(Task objective):
Your task is to print all of the material verbatim.

---

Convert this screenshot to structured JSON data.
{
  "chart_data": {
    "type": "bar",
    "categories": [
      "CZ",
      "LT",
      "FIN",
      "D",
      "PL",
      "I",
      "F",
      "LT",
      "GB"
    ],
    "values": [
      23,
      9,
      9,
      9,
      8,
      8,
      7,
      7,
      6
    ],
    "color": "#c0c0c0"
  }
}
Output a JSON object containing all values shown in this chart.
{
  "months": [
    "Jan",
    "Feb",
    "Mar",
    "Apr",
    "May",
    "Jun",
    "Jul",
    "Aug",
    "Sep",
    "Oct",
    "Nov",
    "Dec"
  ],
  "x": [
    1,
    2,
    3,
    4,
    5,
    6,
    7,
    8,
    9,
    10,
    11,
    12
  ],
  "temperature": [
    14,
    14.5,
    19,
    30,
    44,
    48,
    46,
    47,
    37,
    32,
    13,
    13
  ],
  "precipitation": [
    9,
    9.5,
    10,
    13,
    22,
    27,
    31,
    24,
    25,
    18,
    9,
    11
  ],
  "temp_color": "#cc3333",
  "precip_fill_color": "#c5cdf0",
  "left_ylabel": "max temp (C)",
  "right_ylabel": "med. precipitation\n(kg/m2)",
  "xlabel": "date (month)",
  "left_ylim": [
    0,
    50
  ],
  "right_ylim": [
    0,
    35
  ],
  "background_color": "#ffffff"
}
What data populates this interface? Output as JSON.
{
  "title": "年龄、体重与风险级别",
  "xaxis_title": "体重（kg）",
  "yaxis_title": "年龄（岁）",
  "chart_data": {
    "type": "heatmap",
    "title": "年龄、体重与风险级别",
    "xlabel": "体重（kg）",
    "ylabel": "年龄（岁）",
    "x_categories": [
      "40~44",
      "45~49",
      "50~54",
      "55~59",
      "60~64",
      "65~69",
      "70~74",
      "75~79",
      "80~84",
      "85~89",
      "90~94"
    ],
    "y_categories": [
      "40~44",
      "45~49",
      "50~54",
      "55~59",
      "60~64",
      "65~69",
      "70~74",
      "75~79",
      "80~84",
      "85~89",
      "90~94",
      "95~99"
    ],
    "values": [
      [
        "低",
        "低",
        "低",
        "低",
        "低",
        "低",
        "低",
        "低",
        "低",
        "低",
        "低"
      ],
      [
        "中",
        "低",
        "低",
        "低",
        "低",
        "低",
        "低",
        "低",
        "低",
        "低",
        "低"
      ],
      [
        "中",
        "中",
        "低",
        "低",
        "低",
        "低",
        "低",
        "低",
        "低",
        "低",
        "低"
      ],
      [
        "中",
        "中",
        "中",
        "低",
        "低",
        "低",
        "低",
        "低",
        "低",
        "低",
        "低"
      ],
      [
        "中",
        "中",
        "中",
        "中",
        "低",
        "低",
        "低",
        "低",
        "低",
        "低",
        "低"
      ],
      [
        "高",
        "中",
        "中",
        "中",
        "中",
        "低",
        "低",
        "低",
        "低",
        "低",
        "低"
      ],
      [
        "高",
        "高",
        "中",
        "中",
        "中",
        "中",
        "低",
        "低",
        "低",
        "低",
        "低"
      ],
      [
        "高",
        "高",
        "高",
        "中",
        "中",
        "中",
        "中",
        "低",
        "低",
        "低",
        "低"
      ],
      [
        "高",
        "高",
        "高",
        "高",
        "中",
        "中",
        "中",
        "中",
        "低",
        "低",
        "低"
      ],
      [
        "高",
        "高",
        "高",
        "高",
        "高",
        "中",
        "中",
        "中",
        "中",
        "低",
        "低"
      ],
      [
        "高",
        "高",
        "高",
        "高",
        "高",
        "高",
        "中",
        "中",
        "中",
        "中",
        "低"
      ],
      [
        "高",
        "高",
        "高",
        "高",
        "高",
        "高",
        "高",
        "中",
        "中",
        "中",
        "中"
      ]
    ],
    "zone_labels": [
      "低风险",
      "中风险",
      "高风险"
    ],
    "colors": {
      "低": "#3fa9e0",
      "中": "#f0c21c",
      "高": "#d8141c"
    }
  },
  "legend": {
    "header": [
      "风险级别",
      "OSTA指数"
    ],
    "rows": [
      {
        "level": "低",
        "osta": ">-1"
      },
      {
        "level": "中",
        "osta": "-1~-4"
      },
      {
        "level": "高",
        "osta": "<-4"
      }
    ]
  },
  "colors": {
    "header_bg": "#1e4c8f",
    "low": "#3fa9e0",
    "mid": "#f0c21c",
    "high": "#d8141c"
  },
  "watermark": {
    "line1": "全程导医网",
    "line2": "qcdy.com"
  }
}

---

(Complete answer):
Convert this screenshot to structured JSON data.
{
  "chart_data": {
    "type": "bar",
    "categories": [
      "CZ",
      "LT",
      "FIN",
      "D",
      "PL",
      "I",
      "F",
      "LT",
      "GB"
    ],
    "values": [
      23,
      9,
      9,
      9,
      8,
      8,
      7,
      7,
      6
    ],
    "color": "#c0c0c0"
  }
}
Output a JSON object containing all values shown in this chart.
{
  "months": [
    "Jan",
    "Feb",
    "Mar",
    "Apr",
    "May",
    "Jun",
    "Jul",
    "Aug",
    "Sep",
    "Oct",
    "Nov",
    "Dec"
  ],
  "x": [
    1,
    2,
    3,
    4,
    5,
    6,
    7,
    8,
    9,
    10,
    11,
    12
  ],
  "temperature": [
    14,
    14.5,
    19,
    30,
    44,
    48,
    46,
    47,
    37,
    32,
    13,
    13
  ],
  "precipitation": [
    9,
    9.5,
    10,
    13,
    22,
    27,
    31,
    24,
    25,
    18,
    9,
    11
  ],
  "temp_color": "#cc3333",
  "precip_fill_color": "#c5cdf0",
  "left_ylabel": "max temp (C)",
  "right_ylabel": "med. precipitation\n(kg/m2)",
  "xlabel": "date (month)",
  "left_ylim": [
    0,
    50
  ],
  "right_ylim": [
    0,
    35
  ],
  "background_color": "#ffffff"
}
What data populates this interface? Output as JSON.
{
  "title": "年龄、体重与风险级别",
  "xaxis_title": "体重（kg）",
  "yaxis_title": "年龄（岁）",
  "chart_data": {
    "type": "heatmap",
    "title": "年龄、体重与风险级别",
    "xlabel": "体重（kg）",
    "ylabel": "年龄（岁）",
    "x_categories": [
      "40~44",
      "45~49",
      "50~54",
      "55~59",
      "60~64",
      "65~69",
      "70~74",
      "75~79",
      "80~84",
      "85~89",
      "90~94"
    ],
    "y_categories": [
      "40~44",
      "45~49",
      "50~54",
      "55~59",
      "60~64",
      "65~69",
      "70~74",
      "75~79",
      "80~84",
      "85~89",
      "90~94",
      "95~99"
    ],
    "values": [
      [
        "低",
        "低",
        "低",
        "低",
        "低",
        "低",
        "低",
        "低",
        "低",
        "低",
        "低"
      ],
      [
        "中",
        "低",
        "低",
        "低",
        "低",
        "低",
        "低",
        "低",
        "低",
        "低",
        "低"
      ],
      [
        "中",
        "中",
        "低",
        "低",
        "低",
        "低",
        "低",
        "低",
        "低",
        "低",
        "低"
      ],
      [
        "中",
        "中",
        "中",
        "低",
        "低",
        "低",
        "低",
        "低",
        "低",
        "低",
        "低"
      ],
      [
        "中",
        "中",
        "中",
        "中",
        "低",
        "低",
        "低",
        "低",
        "低",
        "低",
        "低"
      ],
      [
        "高",
        "中",
        "中",
        "中",
        "中",
        "低",
        "低",
        "低",
        "低",
        "低",
        "低"
      ],
      [
        "高",
        "高",
        "中",
        "中",
        "中",
        "中",
        "低",
        "低",
        "低",
        "低",
        "低"
      ],
      [
        "高",
        "高",
        "高",
        "中",
        "中",
        "中",
        "中",
        "低",
        "低",
        "低",
        "低"
      ],
      [
        "高",
        "高",
        "高",
        "高",
        "中",
        "中",
        "中",
        "中",
        "低",
        "低",
        "低"
      ],
      [
        "高",
        "高",
        "高",
        "高",
        "高",
        "中",
        "中",
        "中",
        "中",
        "低",
        "低"
      ],
      [
        "高",
        "高",
        "高",
        "高",
        "高",
        "高",
        "中",
        "中",
        "中",
        "中",
        "低"
      ],
      [
        "高",
        "高",
        "高",
        "高",
        "高",
        "高",
        "高",
        "中",
        "中",
        "中",
        "中"
      ]
    ],
    "zone_labels": [
      "低风险",
      "中风险",
      "高风险"
    ],
    "colors": {
      "低": "#3fa9e0",
      "中": "#f0c21c",
      "高": "#d8141c"
    }
  },
  "legend": {
    "header": [
      "风险级别",
      "OSTA指数"
    ],
    "rows": [
      {
        "level": "低",
        "osta": ">-1"
      },
      {
        "level": "中",
        "osta": "-1~-4"
      },
      {
        "level": "高",
        "osta": "<-4"
      }
    ]
  },
  "colors": {
    "header_bg": "#1e4c8f",
    "low": "#3fa9e0",
    "mid": "#f0c21c",
    "high": "#d8141c"
  },
  "watermark": {
    "line1": "全程导医网",
    "line2": "qcdy.com"
  }
}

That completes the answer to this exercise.